What you need to do >> Select every line below containing the word "name".

Dataset excerpts >>
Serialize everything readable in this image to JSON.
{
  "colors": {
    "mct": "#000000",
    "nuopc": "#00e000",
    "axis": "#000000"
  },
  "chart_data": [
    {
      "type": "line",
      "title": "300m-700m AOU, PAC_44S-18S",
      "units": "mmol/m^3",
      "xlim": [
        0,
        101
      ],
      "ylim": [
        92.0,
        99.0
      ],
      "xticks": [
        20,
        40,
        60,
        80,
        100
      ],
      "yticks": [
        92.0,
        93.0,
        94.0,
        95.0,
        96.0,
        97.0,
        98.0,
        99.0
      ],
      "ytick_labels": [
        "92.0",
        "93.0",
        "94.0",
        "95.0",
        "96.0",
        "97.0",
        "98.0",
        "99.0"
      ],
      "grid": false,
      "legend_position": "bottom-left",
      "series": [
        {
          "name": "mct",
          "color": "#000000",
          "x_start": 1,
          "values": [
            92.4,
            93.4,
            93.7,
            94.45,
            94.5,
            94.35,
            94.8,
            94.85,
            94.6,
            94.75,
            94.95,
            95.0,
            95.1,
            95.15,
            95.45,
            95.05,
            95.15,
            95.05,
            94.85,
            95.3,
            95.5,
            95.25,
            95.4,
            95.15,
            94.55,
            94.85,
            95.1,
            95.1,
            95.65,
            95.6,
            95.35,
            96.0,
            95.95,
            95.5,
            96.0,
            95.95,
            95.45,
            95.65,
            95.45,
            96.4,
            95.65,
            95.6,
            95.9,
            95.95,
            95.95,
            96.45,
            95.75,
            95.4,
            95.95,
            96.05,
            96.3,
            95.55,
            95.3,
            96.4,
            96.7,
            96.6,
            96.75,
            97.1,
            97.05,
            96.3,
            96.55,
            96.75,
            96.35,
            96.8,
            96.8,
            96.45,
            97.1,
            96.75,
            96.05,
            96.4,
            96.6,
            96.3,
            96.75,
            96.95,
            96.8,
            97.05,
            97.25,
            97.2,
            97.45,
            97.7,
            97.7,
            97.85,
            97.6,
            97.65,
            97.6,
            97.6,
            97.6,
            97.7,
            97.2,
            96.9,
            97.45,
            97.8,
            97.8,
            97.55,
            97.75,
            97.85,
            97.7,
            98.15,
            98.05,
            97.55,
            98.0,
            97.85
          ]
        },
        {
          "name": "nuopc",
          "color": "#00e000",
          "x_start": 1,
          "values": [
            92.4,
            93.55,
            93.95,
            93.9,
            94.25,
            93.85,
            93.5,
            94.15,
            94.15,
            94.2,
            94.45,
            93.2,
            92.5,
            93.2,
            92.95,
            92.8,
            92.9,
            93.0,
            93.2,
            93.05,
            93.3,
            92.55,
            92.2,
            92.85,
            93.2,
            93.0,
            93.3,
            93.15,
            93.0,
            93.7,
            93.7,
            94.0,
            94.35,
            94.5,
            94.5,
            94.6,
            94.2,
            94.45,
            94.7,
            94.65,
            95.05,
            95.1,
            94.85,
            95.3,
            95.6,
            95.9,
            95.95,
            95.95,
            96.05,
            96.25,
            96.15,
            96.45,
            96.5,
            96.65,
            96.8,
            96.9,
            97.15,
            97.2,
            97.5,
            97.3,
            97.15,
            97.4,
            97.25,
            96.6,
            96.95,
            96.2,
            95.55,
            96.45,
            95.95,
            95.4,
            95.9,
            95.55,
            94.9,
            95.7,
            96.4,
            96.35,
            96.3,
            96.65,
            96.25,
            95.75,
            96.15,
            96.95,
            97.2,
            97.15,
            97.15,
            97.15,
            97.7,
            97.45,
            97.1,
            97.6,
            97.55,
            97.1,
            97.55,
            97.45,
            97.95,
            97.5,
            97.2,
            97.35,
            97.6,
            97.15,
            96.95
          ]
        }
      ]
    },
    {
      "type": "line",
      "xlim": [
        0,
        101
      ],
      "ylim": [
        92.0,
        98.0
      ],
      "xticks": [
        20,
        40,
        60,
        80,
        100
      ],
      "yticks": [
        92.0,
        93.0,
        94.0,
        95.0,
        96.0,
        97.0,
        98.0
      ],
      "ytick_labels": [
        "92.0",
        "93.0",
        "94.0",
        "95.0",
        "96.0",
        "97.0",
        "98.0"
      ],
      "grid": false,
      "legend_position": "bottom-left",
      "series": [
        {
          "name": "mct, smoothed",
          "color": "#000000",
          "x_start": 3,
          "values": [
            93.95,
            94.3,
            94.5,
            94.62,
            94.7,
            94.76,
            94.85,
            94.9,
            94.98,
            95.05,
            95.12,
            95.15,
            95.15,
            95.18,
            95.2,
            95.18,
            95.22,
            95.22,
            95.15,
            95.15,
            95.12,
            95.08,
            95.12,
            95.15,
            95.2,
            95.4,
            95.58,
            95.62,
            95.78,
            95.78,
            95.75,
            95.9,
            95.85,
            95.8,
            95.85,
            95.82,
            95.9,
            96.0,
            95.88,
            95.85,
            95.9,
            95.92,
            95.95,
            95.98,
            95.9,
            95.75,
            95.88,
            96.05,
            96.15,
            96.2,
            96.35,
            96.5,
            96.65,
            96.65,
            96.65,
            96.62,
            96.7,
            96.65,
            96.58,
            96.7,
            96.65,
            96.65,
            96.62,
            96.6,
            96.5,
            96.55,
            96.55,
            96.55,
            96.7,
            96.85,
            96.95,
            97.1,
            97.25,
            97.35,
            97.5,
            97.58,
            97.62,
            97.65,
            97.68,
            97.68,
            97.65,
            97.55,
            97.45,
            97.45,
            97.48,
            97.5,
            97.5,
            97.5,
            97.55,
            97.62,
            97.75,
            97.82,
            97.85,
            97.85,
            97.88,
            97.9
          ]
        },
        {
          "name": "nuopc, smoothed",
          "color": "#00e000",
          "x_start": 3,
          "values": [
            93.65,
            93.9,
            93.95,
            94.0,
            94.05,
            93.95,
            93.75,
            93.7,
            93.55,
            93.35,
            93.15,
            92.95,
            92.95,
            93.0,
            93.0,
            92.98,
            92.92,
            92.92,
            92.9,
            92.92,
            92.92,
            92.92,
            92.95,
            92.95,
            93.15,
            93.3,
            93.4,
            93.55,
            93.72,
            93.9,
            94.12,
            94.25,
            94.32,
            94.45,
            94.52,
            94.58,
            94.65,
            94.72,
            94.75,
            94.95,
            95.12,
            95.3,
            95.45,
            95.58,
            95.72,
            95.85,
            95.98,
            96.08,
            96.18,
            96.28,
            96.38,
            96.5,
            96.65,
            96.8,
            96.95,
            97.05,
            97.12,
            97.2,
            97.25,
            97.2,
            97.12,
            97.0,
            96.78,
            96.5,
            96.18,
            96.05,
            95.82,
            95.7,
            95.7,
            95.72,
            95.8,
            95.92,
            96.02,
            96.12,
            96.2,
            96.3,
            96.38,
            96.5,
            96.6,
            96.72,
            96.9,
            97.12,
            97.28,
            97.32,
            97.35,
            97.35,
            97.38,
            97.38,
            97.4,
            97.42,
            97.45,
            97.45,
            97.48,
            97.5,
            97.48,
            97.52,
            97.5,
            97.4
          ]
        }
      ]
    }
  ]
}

Output of the exercise >>
          "name": "mct",
          "name": "nuopc",
          "name": "mct, smoothed",
          "name": "nuopc, smoothed",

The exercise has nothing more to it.